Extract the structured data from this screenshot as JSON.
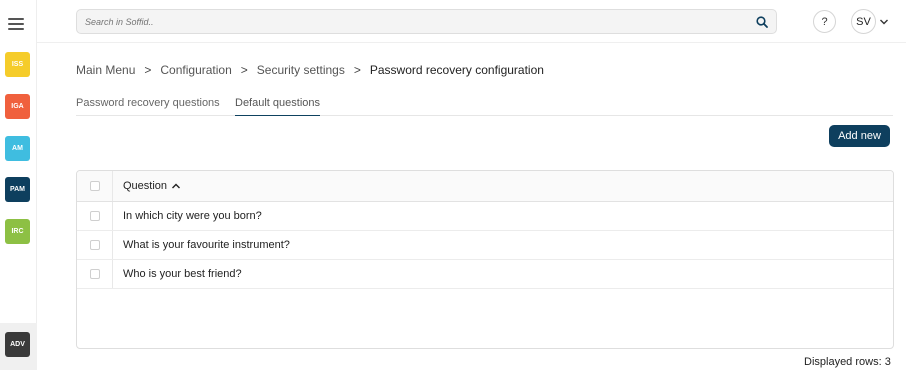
{
  "search": {
    "placeholder": "Search in Soffid.."
  },
  "header": {
    "help_label": "?",
    "user_initials": "SV"
  },
  "modules": [
    {
      "label": "ISS",
      "color": "#f5cc2a"
    },
    {
      "label": "IGA",
      "color": "#f0603d"
    },
    {
      "label": "AM",
      "color": "#3fbde0"
    },
    {
      "label": "PAM",
      "color": "#0e3f5e"
    },
    {
      "label": "IRC",
      "color": "#8dc044"
    },
    {
      "label": "ADV",
      "color": "#3a3a3a"
    }
  ],
  "breadcrumb": {
    "items": [
      "Main Menu",
      "Configuration",
      "Security settings"
    ],
    "current": "Password recovery configuration",
    "separator": ">"
  },
  "tabs": [
    {
      "label": "Password recovery questions",
      "active": false
    },
    {
      "label": "Default questions",
      "active": true
    }
  ],
  "toolbar": {
    "add_new_label": "Add new"
  },
  "table": {
    "column_header": "Question",
    "sort": "ascending",
    "rows": [
      "In which city were you born?",
      "What is your favourite instrument?",
      "Who is your best friend?"
    ]
  },
  "footer": {
    "displayed_rows": "Displayed rows: 3"
  }
}
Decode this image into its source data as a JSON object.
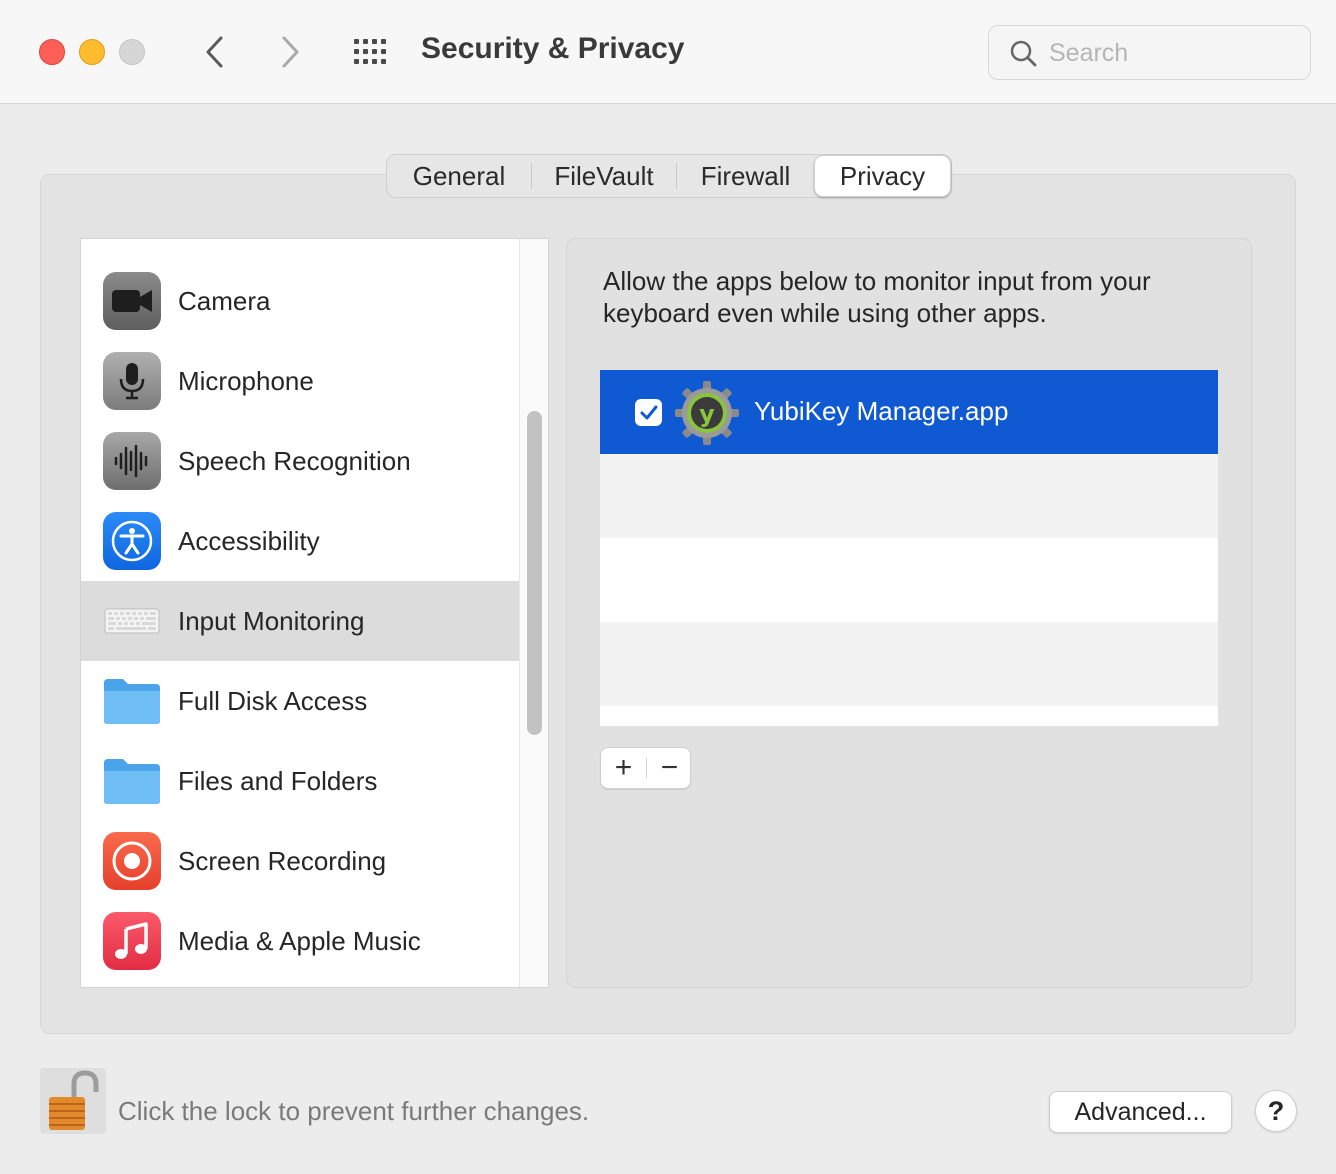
{
  "window": {
    "title": "Security & Privacy"
  },
  "search": {
    "placeholder": "Search",
    "value": ""
  },
  "tabs": [
    {
      "label": "General",
      "active": false
    },
    {
      "label": "FileVault",
      "active": false
    },
    {
      "label": "Firewall",
      "active": false
    },
    {
      "label": "Privacy",
      "active": true
    }
  ],
  "sidebar": {
    "items": [
      {
        "label": "Camera",
        "icon": "camera-icon"
      },
      {
        "label": "Microphone",
        "icon": "microphone-icon"
      },
      {
        "label": "Speech Recognition",
        "icon": "waveform-icon"
      },
      {
        "label": "Accessibility",
        "icon": "accessibility-icon"
      },
      {
        "label": "Input Monitoring",
        "icon": "keyboard-icon",
        "selected": true
      },
      {
        "label": "Full Disk Access",
        "icon": "folder-icon"
      },
      {
        "label": "Files and Folders",
        "icon": "folder-icon"
      },
      {
        "label": "Screen Recording",
        "icon": "screen-recording-icon"
      },
      {
        "label": "Media & Apple Music",
        "icon": "music-note-icon"
      }
    ]
  },
  "detail": {
    "description": "Allow the apps below to monitor input from your keyboard even while using other apps.",
    "apps": [
      {
        "name": "YubiKey Manager.app",
        "checked": true,
        "icon": "yubikey-logo"
      }
    ],
    "add_label": "+",
    "remove_label": "−"
  },
  "footer": {
    "lock_message": "Click the lock to prevent further changes.",
    "advanced_label": "Advanced...",
    "help_label": "?"
  },
  "colors": {
    "selection_blue": "#0f5ad3",
    "close": "#fe5f57",
    "minimize": "#febc2e"
  }
}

§

Given exercise> Scan the data above; copy every line where "from" appears.

In response>
Extract the structured data from this screenshot as JSON.
    "description": "Allow the apps below to monitor input from your keyboard even while using other apps.",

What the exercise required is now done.